== Stated task ==
Read through the entries below and return each line with the word "FOTOKOPIA".

[Recorded data]
━━━

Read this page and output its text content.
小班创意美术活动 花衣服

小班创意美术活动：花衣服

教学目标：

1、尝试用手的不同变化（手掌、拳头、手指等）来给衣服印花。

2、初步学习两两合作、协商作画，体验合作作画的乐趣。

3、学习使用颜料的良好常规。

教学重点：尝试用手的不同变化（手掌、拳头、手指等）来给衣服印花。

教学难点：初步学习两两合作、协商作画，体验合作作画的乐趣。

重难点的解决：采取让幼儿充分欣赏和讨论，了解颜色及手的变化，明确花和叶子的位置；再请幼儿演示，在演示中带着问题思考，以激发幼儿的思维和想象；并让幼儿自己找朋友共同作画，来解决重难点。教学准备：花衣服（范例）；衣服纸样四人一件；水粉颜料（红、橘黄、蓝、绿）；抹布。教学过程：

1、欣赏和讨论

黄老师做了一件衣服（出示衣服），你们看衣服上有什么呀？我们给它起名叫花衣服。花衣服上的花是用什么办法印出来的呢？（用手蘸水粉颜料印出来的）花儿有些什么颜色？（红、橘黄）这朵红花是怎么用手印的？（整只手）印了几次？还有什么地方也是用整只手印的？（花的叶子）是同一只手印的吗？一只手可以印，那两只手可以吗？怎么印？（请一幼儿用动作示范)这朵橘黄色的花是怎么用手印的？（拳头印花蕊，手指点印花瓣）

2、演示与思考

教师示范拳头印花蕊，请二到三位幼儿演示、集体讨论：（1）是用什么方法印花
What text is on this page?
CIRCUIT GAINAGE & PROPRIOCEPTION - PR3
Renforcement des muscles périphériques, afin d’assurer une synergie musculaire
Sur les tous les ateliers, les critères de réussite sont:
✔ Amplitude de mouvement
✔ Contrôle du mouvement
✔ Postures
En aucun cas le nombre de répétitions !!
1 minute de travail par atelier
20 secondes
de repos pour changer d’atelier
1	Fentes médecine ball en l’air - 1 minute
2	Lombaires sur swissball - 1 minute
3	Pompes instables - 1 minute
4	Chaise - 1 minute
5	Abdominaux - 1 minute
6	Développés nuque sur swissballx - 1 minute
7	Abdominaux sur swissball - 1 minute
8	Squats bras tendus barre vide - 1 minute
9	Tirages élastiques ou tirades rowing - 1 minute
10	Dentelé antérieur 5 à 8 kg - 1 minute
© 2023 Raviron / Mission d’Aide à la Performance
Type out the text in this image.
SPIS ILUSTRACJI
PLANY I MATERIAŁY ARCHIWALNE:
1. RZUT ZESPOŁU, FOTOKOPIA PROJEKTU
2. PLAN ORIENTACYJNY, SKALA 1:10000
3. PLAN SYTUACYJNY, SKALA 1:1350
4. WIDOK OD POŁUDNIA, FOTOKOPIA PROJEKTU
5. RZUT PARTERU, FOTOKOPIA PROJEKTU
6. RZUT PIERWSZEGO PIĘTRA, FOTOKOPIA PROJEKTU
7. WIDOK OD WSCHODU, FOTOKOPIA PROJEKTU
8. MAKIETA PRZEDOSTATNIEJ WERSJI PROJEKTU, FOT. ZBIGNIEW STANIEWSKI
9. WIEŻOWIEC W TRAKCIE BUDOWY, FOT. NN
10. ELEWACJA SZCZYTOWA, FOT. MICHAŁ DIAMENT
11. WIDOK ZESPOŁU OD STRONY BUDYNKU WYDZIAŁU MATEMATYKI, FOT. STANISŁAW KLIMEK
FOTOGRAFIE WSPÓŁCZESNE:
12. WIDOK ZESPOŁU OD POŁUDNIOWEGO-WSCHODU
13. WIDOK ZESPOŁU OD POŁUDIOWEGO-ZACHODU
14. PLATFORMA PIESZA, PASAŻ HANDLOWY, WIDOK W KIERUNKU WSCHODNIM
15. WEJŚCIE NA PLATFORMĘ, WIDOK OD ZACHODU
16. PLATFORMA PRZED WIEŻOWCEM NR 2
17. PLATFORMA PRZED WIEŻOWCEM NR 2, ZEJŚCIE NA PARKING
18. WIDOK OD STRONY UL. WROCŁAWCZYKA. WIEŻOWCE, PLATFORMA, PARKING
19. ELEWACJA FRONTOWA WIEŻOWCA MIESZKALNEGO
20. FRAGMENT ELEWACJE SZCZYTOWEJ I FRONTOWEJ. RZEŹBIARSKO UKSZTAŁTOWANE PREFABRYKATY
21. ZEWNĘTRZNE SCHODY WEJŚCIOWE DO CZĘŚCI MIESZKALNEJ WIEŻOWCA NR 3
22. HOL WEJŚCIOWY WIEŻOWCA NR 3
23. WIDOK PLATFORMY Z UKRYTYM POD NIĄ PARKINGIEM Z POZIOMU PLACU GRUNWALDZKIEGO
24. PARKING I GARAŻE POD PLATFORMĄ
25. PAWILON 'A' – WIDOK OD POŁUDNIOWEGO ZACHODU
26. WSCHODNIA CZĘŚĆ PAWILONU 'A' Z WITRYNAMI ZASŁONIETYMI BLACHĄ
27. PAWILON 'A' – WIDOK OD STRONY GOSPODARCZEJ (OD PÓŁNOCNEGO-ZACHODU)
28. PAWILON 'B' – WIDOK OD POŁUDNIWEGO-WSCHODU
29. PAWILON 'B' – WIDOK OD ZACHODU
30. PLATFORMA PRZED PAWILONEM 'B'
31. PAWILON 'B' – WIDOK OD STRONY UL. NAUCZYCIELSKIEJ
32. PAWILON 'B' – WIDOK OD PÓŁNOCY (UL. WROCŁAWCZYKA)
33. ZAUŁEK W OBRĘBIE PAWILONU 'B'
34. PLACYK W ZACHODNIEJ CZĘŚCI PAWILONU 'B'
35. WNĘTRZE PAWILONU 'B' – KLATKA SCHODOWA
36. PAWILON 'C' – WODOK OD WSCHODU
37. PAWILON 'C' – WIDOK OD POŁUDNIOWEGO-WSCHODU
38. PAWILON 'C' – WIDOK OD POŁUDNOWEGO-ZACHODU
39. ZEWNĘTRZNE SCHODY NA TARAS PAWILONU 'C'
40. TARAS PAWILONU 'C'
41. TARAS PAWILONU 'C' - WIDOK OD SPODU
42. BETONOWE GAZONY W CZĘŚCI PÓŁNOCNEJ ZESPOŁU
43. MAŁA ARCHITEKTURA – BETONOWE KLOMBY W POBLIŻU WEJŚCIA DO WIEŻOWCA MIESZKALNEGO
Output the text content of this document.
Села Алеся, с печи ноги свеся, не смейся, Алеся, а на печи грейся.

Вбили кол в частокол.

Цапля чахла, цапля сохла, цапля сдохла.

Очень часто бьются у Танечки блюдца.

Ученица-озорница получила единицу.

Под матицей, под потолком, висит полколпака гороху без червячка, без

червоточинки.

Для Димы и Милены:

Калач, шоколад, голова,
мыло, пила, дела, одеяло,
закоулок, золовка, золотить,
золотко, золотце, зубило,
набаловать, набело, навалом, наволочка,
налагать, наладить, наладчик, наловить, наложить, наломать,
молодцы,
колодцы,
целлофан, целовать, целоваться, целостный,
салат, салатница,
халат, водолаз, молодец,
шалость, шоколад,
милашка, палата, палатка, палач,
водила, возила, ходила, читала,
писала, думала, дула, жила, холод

━━━

== Response to the task ==
1. RZUT ZESPOŁU, FOTOKOPIA PROJEKTU
4. WIDOK OD POŁUDNIA, FOTOKOPIA PROJEKTU
5. RZUT PARTERU, FOTOKOPIA PROJEKTU
6. RZUT PIERWSZEGO PIĘTRA, FOTOKOPIA PROJEKTU
7. WIDOK OD WSCHODU, FOTOKOPIA PROJEKTU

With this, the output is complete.